● Goal
Transcribe everything in the data word for word. Pictures are left out.

─── Recorded information

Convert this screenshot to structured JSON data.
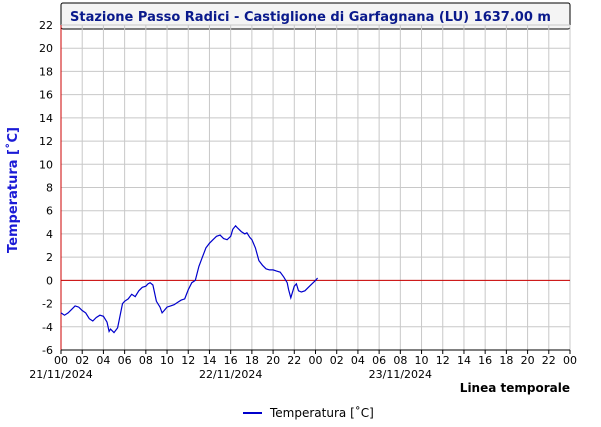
{
  "chart_data": {
    "type": "line",
    "title": "Stazione Passo Radici - Castiglione di Garfagnana (LU) 1637.00 m",
    "ylabel": "Temperatura [˚C]",
    "xlabel": "Linea temporale",
    "ylim": [
      -6,
      22
    ],
    "yticks": [
      -6,
      -4,
      -2,
      0,
      2,
      4,
      6,
      8,
      10,
      12,
      14,
      16,
      18,
      20,
      22
    ],
    "xlim": [
      0,
      72
    ],
    "x_unit": "hours since 21/11/2024 00:00",
    "xtick_labels": [
      "00",
      "02",
      "04",
      "06",
      "08",
      "10",
      "12",
      "14",
      "16",
      "18",
      "20",
      "22",
      "00",
      "02",
      "04",
      "06",
      "08",
      "10",
      "12",
      "14",
      "16",
      "18",
      "20",
      "22",
      "00"
    ],
    "date_labels": [
      {
        "x": 0,
        "text": "21/11/2024"
      },
      {
        "x": 24,
        "text": "22/11/2024"
      },
      {
        "x": 48,
        "text": "23/11/2024"
      }
    ],
    "reference_line": {
      "y": 0,
      "color": "#cc0000"
    },
    "grid": true,
    "legend_position": "bottom-center",
    "colors": {
      "series": "#0000cc",
      "zero_line": "#cc0000",
      "title": "#0a1a8c",
      "ylabel": "#1a1ad6",
      "title_bg": "#f4f4f4"
    },
    "series": [
      {
        "name": "Temperatura [˚C]",
        "x": [
          0,
          0.5,
          1,
          1.5,
          2,
          2.5,
          3,
          3.5,
          4,
          4.5,
          5,
          5.5,
          6,
          6.5,
          6.8,
          7,
          7.5,
          8,
          8.3,
          8.7,
          9,
          9.5,
          10,
          10.5,
          11,
          11.5,
          12,
          12.3,
          12.6,
          13,
          13.5,
          14,
          14.3,
          14.6,
          15,
          15.5,
          16,
          16.5,
          17,
          17.5,
          18,
          18.5,
          19,
          19.5,
          20,
          20.5,
          21,
          21.5,
          22,
          22.5,
          23,
          23.5,
          24,
          24.3,
          24.7,
          25,
          25.5,
          26,
          26.3,
          26.7,
          27,
          27.5,
          28,
          28.5,
          29,
          29.5,
          30,
          30.5,
          31,
          31.5,
          32,
          32.2,
          32.5,
          32.8,
          33,
          33.3,
          33.6,
          34,
          34.5,
          35,
          35.5,
          36,
          36.3
        ],
        "y": [
          -2.8,
          -3.0,
          -2.8,
          -2.5,
          -2.2,
          -2.3,
          -2.6,
          -2.8,
          -3.3,
          -3.5,
          -3.2,
          -3.0,
          -3.1,
          -3.6,
          -4.4,
          -4.2,
          -4.5,
          -4.1,
          -3.2,
          -2.0,
          -1.8,
          -1.6,
          -1.2,
          -1.4,
          -0.9,
          -0.6,
          -0.5,
          -0.3,
          -0.2,
          -0.4,
          -1.8,
          -2.3,
          -2.8,
          -2.6,
          -2.3,
          -2.2,
          -2.1,
          -1.9,
          -1.7,
          -1.6,
          -0.8,
          -0.2,
          0.0,
          1.2,
          2.0,
          2.8,
          3.2,
          3.5,
          3.8,
          3.9,
          3.6,
          3.5,
          3.8,
          4.4,
          4.7,
          4.5,
          4.2,
          4.0,
          4.1,
          3.7,
          3.5,
          2.8,
          1.7,
          1.3,
          1.0,
          0.9,
          0.9,
          0.8,
          0.7,
          0.3,
          -0.2,
          -0.8,
          -1.5,
          -0.9,
          -0.5,
          -0.3,
          -0.9,
          -1.0,
          -0.9,
          -0.6,
          -0.3,
          0.0,
          0.2
        ]
      }
    ]
  }
}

──────

● Output of the task
Convert this screenshot to structured JSON data.
{
  "chart_data": {
    "type": "line",
    "title": "Stazione Passo Radici - Castiglione di Garfagnana (LU) 1637.00 m",
    "ylabel": "Temperatura [˚C]",
    "xlabel": "Linea temporale",
    "ylim": [
      -6,
      22
    ],
    "yticks": [
      -6,
      -4,
      -2,
      0,
      2,
      4,
      6,
      8,
      10,
      12,
      14,
      16,
      18,
      20,
      22
    ],
    "xlim": [
      0,
      72
    ],
    "x_unit": "hours since 21/11/2024 00:00",
    "xtick_labels": [
      "00",
      "02",
      "04",
      "06",
      "08",
      "10",
      "12",
      "14",
      "16",
      "18",
      "20",
      "22",
      "00",
      "02",
      "04",
      "06",
      "08",
      "10",
      "12",
      "14",
      "16",
      "18",
      "20",
      "22",
      "00"
    ],
    "date_labels": [
      {
        "x": 0,
        "text": "21/11/2024"
      },
      {
        "x": 24,
        "text": "22/11/2024"
      },
      {
        "x": 48,
        "text": "23/11/2024"
      }
    ],
    "reference_line": {
      "y": 0,
      "color": "#cc0000"
    },
    "grid": true,
    "legend_position": "bottom-center",
    "colors": {
      "series": "#0000cc",
      "zero_line": "#cc0000",
      "title": "#0a1a8c",
      "ylabel": "#1a1ad6",
      "title_bg": "#f4f4f4"
    },
    "series": [
      {
        "name": "Temperatura [˚C]",
        "x": [
          0,
          0.5,
          1,
          1.5,
          2,
          2.5,
          3,
          3.5,
          4,
          4.5,
          5,
          5.5,
          6,
          6.5,
          6.8,
          7,
          7.5,
          8,
          8.3,
          8.7,
          9,
          9.5,
          10,
          10.5,
          11,
          11.5,
          12,
          12.3,
          12.6,
          13,
          13.5,
          14,
          14.3,
          14.6,
          15,
          15.5,
          16,
          16.5,
          17,
          17.5,
          18,
          18.5,
          19,
          19.5,
          20,
          20.5,
          21,
          21.5,
          22,
          22.5,
          23,
          23.5,
          24,
          24.3,
          24.7,
          25,
          25.5,
          26,
          26.3,
          26.7,
          27,
          27.5,
          28,
          28.5,
          29,
          29.5,
          30,
          30.5,
          31,
          31.5,
          32,
          32.2,
          32.5,
          32.8,
          33,
          33.3,
          33.6,
          34,
          34.5,
          35,
          35.5,
          36,
          36.3
        ],
        "y": [
          -2.8,
          -3.0,
          -2.8,
          -2.5,
          -2.2,
          -2.3,
          -2.6,
          -2.8,
          -3.3,
          -3.5,
          -3.2,
          -3.0,
          -3.1,
          -3.6,
          -4.4,
          -4.2,
          -4.5,
          -4.1,
          -3.2,
          -2.0,
          -1.8,
          -1.6,
          -1.2,
          -1.4,
          -0.9,
          -0.6,
          -0.5,
          -0.3,
          -0.2,
          -0.4,
          -1.8,
          -2.3,
          -2.8,
          -2.6,
          -2.3,
          -2.2,
          -2.1,
          -1.9,
          -1.7,
          -1.6,
          -0.8,
          -0.2,
          0.0,
          1.2,
          2.0,
          2.8,
          3.2,
          3.5,
          3.8,
          3.9,
          3.6,
          3.5,
          3.8,
          4.4,
          4.7,
          4.5,
          4.2,
          4.0,
          4.1,
          3.7,
          3.5,
          2.8,
          1.7,
          1.3,
          1.0,
          0.9,
          0.9,
          0.8,
          0.7,
          0.3,
          -0.2,
          -0.8,
          -1.5,
          -0.9,
          -0.5,
          -0.3,
          -0.9,
          -1.0,
          -0.9,
          -0.6,
          -0.3,
          0.0,
          0.2
        ]
      }
    ]
  }
}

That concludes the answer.